# WRITTEN REQUEST
Report each line of the data that includes the word "some".
_ _ _ _ _ _ _
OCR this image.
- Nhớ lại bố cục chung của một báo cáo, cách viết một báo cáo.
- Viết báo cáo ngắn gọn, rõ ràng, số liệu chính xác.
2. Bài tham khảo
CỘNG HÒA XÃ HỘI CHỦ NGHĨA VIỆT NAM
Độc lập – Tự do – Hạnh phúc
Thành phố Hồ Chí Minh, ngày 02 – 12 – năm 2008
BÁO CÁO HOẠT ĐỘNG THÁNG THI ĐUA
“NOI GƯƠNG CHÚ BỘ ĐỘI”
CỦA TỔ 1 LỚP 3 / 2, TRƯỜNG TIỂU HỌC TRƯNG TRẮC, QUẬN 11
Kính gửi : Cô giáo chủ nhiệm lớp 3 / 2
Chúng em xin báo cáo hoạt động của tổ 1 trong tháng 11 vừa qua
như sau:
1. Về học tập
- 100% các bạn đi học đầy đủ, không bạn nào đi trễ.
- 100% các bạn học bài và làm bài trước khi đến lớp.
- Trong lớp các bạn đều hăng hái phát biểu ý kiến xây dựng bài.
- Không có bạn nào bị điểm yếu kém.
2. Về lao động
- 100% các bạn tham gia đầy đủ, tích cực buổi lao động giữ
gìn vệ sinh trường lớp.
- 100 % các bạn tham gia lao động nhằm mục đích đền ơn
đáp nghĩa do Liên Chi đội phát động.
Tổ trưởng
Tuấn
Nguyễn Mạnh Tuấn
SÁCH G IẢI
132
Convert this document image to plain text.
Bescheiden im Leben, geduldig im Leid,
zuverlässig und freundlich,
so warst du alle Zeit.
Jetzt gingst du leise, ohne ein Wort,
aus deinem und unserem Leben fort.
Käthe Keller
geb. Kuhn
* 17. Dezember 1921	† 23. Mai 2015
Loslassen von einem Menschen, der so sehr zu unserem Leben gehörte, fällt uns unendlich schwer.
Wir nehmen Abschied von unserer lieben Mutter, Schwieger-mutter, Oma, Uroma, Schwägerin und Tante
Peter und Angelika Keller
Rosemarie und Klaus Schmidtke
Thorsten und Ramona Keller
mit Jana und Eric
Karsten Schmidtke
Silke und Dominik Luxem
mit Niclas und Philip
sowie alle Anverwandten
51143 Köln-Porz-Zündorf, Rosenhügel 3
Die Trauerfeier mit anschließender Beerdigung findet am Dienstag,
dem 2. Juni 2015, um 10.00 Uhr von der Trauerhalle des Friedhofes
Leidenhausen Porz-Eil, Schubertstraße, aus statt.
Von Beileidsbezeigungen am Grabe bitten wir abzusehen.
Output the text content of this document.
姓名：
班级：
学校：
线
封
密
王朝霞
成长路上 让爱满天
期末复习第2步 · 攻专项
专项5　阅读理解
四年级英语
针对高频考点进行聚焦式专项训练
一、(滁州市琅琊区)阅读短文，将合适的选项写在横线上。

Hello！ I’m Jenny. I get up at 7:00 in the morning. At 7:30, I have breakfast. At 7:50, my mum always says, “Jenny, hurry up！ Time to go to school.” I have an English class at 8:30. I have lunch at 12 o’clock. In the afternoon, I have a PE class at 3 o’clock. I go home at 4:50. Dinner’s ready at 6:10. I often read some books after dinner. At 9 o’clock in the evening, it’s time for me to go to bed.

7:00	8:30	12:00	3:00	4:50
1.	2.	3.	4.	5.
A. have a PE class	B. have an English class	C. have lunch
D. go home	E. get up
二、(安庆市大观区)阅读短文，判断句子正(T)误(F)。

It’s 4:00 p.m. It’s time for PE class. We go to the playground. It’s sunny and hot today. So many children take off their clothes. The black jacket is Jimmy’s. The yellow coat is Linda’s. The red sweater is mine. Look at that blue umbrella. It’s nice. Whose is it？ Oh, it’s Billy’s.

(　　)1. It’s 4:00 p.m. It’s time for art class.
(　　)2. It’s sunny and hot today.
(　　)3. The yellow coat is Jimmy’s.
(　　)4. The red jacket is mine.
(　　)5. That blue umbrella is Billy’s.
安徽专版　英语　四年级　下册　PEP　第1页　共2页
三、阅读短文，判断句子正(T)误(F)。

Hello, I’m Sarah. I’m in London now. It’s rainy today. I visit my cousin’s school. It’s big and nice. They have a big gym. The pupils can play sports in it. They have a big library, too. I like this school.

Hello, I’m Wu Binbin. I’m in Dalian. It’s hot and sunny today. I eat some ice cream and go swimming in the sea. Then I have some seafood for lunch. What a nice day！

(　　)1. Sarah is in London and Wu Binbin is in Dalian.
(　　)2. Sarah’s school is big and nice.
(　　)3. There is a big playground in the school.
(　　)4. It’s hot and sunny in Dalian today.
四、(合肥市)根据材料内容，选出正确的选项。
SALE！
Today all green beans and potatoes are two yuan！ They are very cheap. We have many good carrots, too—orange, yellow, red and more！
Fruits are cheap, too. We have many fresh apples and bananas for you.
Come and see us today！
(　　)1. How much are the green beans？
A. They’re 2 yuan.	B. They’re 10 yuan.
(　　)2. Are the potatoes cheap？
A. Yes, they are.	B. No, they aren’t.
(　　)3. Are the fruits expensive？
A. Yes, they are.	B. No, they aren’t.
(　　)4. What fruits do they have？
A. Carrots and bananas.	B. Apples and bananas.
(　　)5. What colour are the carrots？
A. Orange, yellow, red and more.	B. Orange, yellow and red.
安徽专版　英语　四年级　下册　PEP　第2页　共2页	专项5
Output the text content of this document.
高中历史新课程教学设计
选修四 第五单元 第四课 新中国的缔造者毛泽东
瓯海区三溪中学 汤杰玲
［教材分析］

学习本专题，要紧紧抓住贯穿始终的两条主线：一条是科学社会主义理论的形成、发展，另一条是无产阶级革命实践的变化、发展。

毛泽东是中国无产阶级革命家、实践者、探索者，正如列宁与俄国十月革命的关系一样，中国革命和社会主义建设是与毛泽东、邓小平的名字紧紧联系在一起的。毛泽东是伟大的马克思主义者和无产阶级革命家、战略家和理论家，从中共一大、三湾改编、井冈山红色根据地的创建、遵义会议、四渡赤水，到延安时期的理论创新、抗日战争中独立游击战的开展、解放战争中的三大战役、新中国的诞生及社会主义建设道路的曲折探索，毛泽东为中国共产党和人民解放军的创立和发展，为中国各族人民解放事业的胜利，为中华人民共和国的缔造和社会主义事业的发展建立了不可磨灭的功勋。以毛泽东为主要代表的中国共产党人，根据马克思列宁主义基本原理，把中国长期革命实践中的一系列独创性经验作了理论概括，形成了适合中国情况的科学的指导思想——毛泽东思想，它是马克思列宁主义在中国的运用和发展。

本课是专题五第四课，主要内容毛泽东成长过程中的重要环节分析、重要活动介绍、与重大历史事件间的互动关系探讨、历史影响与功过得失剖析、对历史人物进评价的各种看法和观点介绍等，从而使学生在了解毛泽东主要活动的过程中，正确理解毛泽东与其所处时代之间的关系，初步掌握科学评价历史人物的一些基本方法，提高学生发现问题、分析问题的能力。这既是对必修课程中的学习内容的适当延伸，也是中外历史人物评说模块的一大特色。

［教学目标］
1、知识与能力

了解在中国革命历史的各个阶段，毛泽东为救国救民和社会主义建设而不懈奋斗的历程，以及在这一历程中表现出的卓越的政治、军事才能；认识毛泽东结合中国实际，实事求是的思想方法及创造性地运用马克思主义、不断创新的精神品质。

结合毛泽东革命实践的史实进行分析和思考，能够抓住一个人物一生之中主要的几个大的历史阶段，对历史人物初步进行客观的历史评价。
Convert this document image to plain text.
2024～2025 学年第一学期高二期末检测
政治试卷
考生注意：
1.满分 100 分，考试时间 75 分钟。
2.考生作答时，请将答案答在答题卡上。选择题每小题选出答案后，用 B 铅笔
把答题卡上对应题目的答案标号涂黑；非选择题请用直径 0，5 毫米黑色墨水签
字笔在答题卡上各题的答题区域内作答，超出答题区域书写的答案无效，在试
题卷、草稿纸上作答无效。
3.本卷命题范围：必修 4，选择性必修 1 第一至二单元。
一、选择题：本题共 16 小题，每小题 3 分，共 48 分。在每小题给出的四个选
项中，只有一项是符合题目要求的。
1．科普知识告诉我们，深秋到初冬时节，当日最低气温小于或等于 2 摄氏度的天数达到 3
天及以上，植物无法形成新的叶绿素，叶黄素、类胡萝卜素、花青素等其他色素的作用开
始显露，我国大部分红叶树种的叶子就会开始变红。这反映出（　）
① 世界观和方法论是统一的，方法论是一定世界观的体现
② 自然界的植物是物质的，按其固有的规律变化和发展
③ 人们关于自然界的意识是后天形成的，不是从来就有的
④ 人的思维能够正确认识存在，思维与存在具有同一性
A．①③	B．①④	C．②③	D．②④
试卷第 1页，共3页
_ _ _ _ _ _ _
# WRITTEN RESPONSE
Hello！ I’m Jenny. I get up at 7:00 in the morning. At 7:30, I have breakfast. At 7:50, my mum always says, “Jenny, hurry up！ Time to go to school.” I have an English class at 8:30. I have lunch at 12 o’clock. In the afternoon, I have a PE class at 3 o’clock. I go home at 4:50. Dinner’s ready at 6:10. I often read some books after dinner. At 9 o’clock in the evening, it’s time for me to go to bed.
Hello, I’m Wu Binbin. I’m in Dalian. It’s hot and sunny today. I eat some ice cream and go swimming in the sea. Then I have some seafood for lunch. What a nice day！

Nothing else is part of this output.